• _INSTRUCTIONS TO FOLLOW_: From the listing below, return each line that includes "以下简称".

• _SUPPLIED RECORDS_:
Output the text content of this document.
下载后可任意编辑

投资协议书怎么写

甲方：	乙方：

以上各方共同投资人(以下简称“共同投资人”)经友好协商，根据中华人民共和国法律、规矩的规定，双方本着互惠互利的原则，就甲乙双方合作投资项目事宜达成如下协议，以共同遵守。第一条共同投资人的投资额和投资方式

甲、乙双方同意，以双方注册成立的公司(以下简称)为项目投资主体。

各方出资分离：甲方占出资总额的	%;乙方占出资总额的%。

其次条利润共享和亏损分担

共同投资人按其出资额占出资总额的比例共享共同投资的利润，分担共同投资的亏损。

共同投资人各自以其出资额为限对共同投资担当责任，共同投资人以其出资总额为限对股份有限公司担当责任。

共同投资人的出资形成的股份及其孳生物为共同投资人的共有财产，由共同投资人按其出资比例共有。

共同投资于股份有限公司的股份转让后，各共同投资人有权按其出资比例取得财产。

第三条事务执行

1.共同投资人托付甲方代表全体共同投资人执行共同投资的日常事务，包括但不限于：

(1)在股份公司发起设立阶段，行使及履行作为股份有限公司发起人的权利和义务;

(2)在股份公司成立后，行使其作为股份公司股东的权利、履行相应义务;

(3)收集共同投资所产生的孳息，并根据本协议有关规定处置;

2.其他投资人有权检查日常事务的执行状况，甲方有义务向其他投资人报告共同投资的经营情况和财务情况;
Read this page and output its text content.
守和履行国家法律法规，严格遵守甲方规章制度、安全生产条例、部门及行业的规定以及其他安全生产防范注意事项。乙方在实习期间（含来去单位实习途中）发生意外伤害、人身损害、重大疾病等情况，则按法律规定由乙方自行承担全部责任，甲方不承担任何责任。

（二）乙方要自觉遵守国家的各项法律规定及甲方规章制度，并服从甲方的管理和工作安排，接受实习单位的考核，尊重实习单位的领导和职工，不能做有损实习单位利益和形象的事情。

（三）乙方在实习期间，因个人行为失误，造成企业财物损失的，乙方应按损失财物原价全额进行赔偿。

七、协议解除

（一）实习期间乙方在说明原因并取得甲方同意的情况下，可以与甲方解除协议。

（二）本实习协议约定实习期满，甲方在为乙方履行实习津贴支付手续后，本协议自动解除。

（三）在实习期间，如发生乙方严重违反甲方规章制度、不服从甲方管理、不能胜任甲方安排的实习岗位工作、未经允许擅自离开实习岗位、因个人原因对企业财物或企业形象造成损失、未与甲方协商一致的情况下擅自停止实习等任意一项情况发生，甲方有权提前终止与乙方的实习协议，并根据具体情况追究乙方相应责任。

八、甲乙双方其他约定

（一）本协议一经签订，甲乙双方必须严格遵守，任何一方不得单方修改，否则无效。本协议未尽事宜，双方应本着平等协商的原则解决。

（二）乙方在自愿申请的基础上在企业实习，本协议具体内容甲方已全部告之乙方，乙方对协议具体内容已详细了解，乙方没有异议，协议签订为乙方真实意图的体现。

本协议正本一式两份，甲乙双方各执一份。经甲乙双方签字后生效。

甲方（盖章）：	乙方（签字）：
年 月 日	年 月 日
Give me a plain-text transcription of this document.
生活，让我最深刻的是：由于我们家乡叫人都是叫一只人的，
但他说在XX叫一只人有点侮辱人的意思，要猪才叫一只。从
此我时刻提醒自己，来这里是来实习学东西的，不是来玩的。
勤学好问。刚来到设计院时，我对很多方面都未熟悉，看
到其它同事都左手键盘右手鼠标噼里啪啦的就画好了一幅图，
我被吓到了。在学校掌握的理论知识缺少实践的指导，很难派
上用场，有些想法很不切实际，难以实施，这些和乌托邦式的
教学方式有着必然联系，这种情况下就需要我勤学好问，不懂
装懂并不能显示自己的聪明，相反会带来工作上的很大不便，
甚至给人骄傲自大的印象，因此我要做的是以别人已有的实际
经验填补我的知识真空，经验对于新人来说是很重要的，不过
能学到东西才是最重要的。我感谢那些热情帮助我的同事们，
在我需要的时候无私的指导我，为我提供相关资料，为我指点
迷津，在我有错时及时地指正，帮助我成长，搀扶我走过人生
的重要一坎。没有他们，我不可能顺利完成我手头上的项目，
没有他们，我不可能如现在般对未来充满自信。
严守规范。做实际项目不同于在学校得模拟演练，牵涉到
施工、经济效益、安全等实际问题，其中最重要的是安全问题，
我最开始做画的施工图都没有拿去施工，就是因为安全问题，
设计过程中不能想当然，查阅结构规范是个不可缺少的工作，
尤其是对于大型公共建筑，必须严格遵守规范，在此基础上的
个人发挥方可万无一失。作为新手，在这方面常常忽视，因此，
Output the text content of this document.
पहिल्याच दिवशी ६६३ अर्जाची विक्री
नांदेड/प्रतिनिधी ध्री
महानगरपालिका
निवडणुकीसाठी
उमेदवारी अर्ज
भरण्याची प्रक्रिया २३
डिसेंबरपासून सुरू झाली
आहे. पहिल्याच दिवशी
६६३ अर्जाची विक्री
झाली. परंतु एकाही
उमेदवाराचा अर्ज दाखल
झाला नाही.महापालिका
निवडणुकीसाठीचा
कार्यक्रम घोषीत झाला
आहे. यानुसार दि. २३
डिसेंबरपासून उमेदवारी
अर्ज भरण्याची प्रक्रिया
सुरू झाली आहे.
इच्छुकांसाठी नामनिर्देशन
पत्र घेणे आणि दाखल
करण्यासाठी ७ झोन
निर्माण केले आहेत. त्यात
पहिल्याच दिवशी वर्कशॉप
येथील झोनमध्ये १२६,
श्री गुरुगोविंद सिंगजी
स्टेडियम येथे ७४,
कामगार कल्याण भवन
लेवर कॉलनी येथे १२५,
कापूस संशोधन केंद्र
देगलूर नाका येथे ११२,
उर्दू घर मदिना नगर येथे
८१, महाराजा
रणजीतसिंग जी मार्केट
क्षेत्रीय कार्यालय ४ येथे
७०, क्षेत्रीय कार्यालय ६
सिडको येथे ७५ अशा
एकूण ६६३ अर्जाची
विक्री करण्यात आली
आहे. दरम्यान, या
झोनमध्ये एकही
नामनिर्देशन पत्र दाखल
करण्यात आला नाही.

• _WRITTEN ANSWER_:
以上各方共同投资人(以下简称“共同投资人”)经友好协商，根据中华人民共和国法律、规矩的规定，双方本着互惠互利的原则，就甲乙双方合作投资项目事宜达成如下协议，以共同遵守。第一条共同投资人的投资额和投资方式
甲、乙双方同意，以双方注册成立的公司(以下简称)为项目投资主体。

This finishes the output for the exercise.